• [What you need to do]:
Locate all lines in the data below that hold "label" and show them.

• [Data section]:

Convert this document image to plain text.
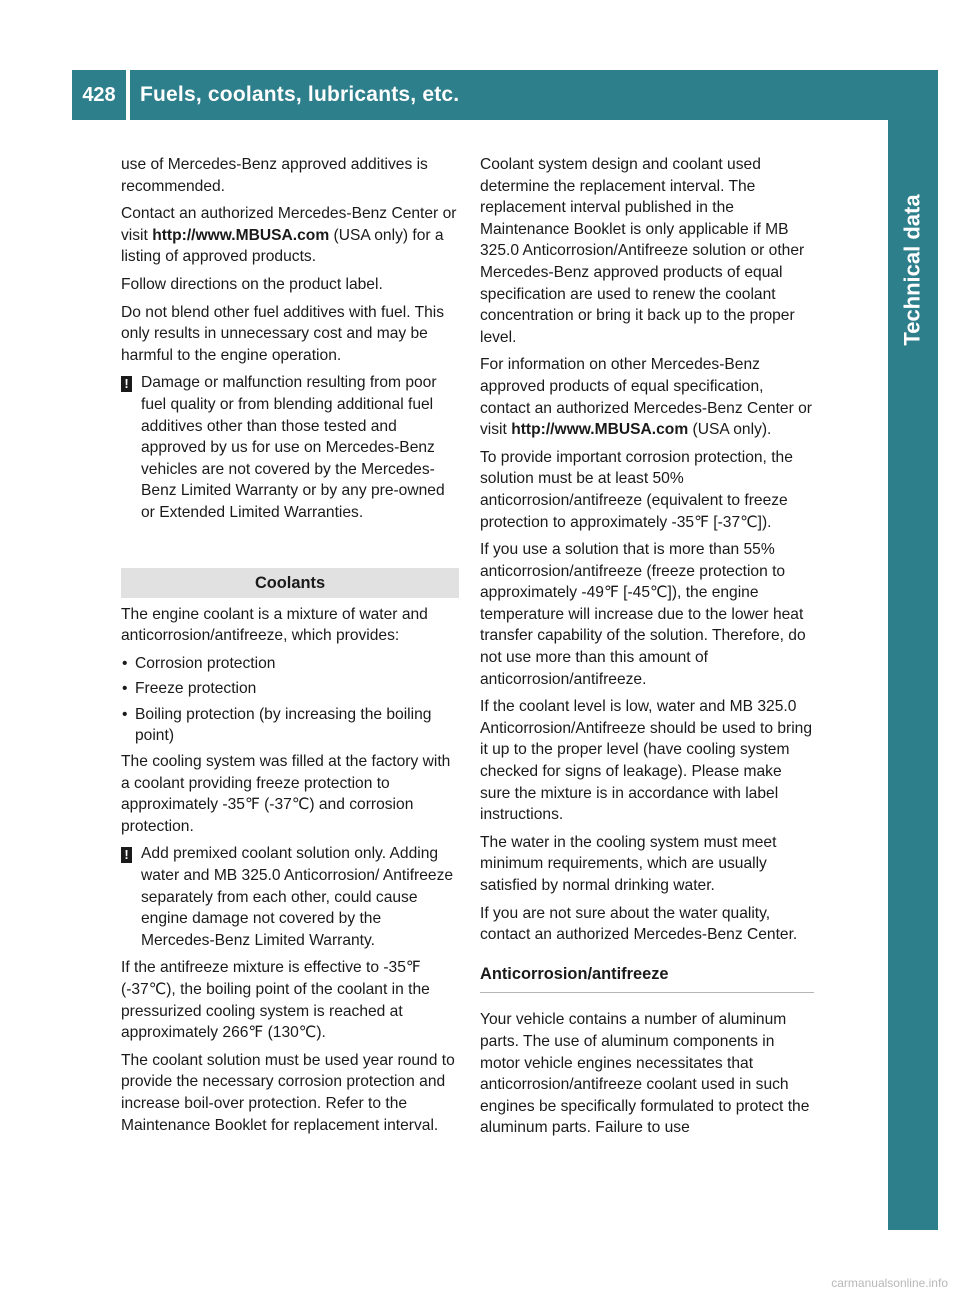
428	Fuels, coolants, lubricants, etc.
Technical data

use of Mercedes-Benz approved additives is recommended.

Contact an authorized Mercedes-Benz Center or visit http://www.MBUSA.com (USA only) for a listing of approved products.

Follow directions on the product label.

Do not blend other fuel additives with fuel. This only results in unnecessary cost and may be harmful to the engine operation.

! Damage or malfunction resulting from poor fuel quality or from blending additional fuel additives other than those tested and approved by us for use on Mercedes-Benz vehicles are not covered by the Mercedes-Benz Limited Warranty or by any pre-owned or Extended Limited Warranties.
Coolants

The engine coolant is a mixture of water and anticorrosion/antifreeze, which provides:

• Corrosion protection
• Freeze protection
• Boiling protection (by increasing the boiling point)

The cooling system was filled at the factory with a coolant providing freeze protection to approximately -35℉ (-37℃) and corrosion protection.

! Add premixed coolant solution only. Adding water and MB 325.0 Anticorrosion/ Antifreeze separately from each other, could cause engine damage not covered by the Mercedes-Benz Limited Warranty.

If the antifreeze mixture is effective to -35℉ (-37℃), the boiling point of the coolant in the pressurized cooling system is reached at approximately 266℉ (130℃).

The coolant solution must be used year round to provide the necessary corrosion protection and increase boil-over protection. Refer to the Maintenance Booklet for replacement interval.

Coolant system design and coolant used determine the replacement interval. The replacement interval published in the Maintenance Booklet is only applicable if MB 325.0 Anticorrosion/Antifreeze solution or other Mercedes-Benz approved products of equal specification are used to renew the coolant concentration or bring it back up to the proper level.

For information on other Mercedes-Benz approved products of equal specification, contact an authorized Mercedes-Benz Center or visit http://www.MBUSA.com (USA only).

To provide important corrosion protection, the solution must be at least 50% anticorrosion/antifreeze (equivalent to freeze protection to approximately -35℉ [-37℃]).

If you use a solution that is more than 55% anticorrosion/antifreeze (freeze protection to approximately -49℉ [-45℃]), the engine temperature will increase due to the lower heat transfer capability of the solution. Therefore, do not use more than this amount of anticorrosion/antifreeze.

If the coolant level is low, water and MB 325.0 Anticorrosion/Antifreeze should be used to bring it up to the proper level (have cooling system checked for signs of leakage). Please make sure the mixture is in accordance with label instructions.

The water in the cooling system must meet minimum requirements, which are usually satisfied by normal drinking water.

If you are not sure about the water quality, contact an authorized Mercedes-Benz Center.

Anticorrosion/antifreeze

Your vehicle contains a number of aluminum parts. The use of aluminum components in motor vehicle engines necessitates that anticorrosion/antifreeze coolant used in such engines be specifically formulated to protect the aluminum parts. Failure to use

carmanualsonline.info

• [Reply]:
Follow directions on the product label.
If the coolant level is low, water and MB 325.0 Anticorrosion/Antifreeze should be used to bring it up to the proper level (have cooling system checked for signs of leakage). Please make sure the mixture is in accordance with label instructions.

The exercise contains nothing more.